== PROVIDED RECORDS ==

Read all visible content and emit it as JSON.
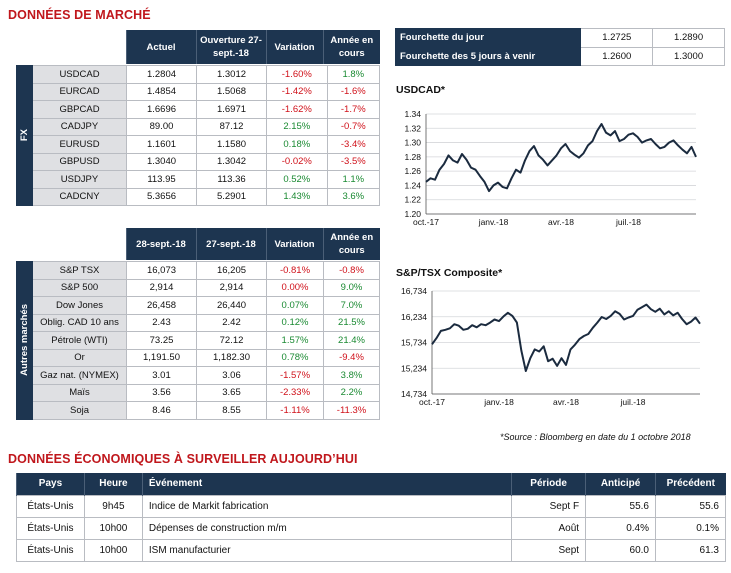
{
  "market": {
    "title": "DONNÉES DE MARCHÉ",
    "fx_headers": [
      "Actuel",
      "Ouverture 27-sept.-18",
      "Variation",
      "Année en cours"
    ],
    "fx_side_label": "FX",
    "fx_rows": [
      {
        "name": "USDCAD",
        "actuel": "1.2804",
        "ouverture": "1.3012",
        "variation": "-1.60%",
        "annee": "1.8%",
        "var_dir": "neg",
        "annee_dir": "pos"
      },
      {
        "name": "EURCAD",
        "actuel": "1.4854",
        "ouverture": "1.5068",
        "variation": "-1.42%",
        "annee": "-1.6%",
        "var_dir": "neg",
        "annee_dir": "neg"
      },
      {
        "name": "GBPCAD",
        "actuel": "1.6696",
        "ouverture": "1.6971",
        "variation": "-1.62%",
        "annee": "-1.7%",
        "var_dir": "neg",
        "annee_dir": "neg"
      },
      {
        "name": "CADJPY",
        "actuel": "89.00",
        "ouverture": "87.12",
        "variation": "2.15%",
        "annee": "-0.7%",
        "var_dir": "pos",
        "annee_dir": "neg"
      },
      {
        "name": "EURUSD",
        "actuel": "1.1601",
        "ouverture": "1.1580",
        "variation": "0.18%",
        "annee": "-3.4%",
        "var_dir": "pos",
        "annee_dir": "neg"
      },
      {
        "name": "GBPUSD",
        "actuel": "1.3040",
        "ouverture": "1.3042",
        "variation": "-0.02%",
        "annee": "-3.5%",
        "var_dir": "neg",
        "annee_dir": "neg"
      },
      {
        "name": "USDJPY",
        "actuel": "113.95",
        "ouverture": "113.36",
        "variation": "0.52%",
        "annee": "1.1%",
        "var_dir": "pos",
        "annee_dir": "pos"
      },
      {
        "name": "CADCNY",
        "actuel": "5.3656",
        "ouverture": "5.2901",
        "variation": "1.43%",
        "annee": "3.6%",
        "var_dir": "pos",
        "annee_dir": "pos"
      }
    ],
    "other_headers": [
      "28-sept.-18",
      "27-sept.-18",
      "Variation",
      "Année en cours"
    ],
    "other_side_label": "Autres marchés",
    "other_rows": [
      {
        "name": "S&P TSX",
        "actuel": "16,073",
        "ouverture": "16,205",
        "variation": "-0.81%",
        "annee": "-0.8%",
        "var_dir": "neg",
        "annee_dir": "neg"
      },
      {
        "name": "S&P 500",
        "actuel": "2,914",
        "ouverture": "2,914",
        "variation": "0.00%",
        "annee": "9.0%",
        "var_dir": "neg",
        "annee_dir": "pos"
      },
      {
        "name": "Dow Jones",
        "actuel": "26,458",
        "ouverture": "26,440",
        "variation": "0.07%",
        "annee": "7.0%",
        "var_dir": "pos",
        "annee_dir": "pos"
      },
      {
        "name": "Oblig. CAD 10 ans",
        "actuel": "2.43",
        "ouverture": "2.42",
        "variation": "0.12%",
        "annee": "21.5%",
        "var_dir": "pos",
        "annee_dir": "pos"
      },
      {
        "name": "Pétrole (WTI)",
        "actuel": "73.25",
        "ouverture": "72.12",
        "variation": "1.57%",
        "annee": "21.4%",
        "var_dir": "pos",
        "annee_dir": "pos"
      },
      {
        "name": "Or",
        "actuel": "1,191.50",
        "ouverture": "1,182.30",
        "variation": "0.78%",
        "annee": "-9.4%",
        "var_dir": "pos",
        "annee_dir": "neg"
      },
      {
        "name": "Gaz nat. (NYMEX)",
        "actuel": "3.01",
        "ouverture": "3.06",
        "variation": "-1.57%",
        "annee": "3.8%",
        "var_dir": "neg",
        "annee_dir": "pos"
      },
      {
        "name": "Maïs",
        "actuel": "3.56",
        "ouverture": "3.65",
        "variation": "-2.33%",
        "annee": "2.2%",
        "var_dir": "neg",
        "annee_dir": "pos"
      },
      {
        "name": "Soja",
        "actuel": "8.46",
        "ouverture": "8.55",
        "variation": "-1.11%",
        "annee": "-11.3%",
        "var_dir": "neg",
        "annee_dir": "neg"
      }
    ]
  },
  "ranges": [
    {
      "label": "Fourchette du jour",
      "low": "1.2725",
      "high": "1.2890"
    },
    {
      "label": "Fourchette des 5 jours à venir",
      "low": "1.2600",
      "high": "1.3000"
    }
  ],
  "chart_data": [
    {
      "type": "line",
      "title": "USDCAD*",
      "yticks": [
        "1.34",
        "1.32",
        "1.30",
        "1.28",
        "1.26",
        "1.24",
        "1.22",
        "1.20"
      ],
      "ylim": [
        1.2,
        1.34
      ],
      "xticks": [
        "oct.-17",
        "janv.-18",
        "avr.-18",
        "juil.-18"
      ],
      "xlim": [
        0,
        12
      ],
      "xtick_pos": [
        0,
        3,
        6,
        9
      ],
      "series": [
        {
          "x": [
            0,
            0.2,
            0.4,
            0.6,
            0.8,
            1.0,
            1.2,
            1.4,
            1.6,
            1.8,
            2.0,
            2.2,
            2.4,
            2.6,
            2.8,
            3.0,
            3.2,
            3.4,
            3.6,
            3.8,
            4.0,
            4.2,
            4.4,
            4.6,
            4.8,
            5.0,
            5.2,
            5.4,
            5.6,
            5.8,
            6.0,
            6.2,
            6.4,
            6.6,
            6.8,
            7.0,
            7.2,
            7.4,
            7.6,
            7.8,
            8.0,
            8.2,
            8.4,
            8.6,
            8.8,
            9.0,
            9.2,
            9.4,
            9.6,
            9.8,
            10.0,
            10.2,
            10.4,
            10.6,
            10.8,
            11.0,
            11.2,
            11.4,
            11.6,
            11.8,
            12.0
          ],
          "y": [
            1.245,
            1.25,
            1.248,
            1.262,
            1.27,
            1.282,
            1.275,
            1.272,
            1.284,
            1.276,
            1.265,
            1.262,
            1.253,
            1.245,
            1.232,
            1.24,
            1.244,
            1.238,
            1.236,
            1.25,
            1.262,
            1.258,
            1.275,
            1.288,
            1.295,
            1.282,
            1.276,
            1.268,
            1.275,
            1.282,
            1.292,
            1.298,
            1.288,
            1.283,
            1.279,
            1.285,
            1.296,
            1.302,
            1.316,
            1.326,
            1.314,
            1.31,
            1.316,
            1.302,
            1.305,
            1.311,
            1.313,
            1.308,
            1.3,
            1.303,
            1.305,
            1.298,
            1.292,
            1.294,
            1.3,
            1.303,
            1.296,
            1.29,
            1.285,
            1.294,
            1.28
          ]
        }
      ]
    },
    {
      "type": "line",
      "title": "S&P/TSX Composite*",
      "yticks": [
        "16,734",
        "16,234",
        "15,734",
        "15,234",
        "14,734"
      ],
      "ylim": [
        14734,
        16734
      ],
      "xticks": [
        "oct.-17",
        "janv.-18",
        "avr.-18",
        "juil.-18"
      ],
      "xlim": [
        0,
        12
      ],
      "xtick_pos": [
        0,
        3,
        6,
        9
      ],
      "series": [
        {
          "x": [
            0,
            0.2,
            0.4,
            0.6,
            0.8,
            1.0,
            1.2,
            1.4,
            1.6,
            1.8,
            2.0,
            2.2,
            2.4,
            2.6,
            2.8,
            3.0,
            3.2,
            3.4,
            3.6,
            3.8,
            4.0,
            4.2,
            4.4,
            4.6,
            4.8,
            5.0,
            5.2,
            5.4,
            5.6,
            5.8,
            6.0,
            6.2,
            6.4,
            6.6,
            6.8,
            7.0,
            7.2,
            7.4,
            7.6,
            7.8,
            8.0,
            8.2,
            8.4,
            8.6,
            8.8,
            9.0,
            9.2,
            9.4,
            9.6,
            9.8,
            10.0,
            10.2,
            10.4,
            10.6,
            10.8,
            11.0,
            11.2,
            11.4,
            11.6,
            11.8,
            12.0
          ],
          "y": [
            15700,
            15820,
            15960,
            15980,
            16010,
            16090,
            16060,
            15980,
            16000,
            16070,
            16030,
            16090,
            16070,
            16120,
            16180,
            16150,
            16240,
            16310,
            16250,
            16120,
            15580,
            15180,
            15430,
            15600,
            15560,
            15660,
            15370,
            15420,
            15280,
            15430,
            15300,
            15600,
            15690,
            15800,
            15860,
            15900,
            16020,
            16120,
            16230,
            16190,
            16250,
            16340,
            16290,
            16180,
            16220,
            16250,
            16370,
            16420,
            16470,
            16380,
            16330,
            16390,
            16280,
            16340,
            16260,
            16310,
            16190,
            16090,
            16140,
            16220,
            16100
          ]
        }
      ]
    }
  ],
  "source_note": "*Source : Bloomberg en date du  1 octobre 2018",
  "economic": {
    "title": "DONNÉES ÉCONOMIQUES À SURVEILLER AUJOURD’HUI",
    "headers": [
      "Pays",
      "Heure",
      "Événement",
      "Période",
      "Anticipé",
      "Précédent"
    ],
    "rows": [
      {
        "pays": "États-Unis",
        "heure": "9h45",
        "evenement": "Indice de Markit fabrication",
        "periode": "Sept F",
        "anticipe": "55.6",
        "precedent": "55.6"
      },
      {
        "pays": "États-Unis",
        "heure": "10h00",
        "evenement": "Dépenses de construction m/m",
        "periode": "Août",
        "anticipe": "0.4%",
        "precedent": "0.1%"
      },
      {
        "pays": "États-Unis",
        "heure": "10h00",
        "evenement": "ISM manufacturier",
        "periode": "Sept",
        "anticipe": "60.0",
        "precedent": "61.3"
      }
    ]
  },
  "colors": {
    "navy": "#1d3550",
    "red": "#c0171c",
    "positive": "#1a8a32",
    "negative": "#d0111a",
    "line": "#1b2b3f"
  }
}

===

**GOAL OF THE EXERCISE**:
Reproduce each line from the records that contains the word "anticipe".

**RESULT OF THE TASK**:
        "anticipe": "55.6",
        "anticipe": "0.4%",
        "anticipe": "60.0",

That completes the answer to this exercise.